FRAGMENTO PROPORCIONADO:
_ _ _
El Prado bicentenario

Café Madrid

Analizamos el legado del Museo del Prado a 200 años de su inauguración

El museo es un organismo vivo y dinámico en el que dialogan varias generaciones y estilos de artistas que generan reflexiones sobre nosotros mismos(Fo
Víctor Núñez Jaime
Madrid, España /

Suele haber un exceso de chinos y japoneses arremolinados ante las obras maestras para sacar fotos con sus celulares o gente de cabellera rubia, rostro colorao, chanclas y bermudas, u hordas de colegiales distraídos, pero a mí me sigue encantando pasar tardes enteras en el Museo del Prado. De vez en cuando, a la hora de la comida, cuando baja la afluencia de visitantes, cruzo la entrada de los Jerónimos, me adentro en el edificio Villanueva y comienzo a fijarme en los colores, las técnicas, la luz, las figuras, los detalles, en fin, de una sucesión de mártires, cristos azotados, crucificados, resucitados, vírgenes y arcángeles celestiales, clérigos supuestamente impolutos y aristócratas y monarcas de pomposo aspecto que cuelgan en estas paredes próximas a cumplir dos siglos de existencia.
_ _ _
(Datos de segmentación de página)
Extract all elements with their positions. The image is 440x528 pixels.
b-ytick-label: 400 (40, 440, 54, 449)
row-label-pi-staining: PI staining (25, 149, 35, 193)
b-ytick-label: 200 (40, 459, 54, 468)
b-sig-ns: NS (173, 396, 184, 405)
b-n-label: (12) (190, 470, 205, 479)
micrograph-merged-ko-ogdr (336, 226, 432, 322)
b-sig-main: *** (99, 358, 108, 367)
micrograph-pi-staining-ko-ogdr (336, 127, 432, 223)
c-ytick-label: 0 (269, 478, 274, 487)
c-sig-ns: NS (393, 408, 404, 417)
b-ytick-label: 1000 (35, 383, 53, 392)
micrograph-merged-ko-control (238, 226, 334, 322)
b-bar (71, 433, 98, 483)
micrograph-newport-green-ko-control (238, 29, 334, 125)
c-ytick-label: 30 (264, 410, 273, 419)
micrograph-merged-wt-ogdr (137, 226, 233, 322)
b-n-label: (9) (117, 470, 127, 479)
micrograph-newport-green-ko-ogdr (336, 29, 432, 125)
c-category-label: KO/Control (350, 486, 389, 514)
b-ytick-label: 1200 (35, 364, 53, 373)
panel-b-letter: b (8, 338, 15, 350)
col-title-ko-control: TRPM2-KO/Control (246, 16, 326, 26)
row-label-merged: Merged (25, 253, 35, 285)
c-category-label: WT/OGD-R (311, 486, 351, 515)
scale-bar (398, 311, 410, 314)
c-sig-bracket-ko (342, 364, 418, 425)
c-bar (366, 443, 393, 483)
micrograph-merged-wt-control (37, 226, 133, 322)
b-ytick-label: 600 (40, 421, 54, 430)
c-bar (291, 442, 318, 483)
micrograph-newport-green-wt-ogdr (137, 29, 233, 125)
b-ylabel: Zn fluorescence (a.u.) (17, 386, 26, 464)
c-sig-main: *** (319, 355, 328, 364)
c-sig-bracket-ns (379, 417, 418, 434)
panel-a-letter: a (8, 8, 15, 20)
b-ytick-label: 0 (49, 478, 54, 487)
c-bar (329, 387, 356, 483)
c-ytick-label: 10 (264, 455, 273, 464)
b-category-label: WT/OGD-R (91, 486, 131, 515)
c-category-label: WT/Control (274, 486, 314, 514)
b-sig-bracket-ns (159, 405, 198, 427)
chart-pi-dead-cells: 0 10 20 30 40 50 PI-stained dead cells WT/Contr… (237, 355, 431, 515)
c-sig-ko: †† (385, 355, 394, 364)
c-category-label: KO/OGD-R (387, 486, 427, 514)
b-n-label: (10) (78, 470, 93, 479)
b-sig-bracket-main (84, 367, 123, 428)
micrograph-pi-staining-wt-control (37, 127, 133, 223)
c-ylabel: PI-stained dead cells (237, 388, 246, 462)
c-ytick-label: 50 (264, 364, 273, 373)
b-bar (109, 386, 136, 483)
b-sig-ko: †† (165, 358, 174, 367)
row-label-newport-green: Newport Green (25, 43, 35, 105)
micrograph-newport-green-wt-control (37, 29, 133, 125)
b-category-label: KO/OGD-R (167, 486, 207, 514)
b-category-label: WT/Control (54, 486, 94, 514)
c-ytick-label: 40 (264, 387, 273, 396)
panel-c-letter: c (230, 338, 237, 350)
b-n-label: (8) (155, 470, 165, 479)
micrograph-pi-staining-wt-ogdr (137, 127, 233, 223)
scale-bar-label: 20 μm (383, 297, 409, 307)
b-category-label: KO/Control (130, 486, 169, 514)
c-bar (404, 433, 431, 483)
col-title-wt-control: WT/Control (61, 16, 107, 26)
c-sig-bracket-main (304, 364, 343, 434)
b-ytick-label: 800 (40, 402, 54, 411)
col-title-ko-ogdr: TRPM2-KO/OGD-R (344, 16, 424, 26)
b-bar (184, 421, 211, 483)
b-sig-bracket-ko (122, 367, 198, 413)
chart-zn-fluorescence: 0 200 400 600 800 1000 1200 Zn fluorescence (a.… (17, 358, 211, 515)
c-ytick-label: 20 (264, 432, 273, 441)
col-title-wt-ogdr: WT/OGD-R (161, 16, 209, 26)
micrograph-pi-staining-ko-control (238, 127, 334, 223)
_ _ _
TU TAREA:
Prolonga el texto sobre el Museo del Prado a partir de la oración con la que termina.

ESPACIO DE RESPUESTA:
Varias veces me he preguntado por qué no me canso de hacer este ejercicio. Y entonces desarrollo teorías, o justificaciones. Y ninguna me convence, quizá porque ninguna es lo bastante sólida o terrenal. O quizá —no nos engañemos— porque un mexicano piadoso, como este servidor, sencillamente se deja llevar por la fascinación con la que un puñado de viejos artistas lo atrapa y lo zarandea a su antojo y no opone resistencia. O, mejor, porque llega el momento en que hago a un lado cursilerías y fanfarronerías como ésas y simplemente clavo los ojos en algunos de los cuadros más importantes de la Historia y me dedico a cotillear sin pudor y ya está. 

La otra tarde, para empezar el nuevo año, reincidí. Me escapé del viento frío y del sol lechoso, llegué al Museo y recorrí, además de la colección permanente, la exposición con la que la pinacoteca madrileña celebra este 2019 sus 200 años. Se llama Un lugar de memoria y da cuenta, en orden cronológico, de su trayectoria en relación con la sociedad española, al tiempo que pretende reafirmarse como un organismo vivo y dinámico en el que dialogan varias generaciones y estilos de artistas que generan reflexiones sobre nosotros mismos.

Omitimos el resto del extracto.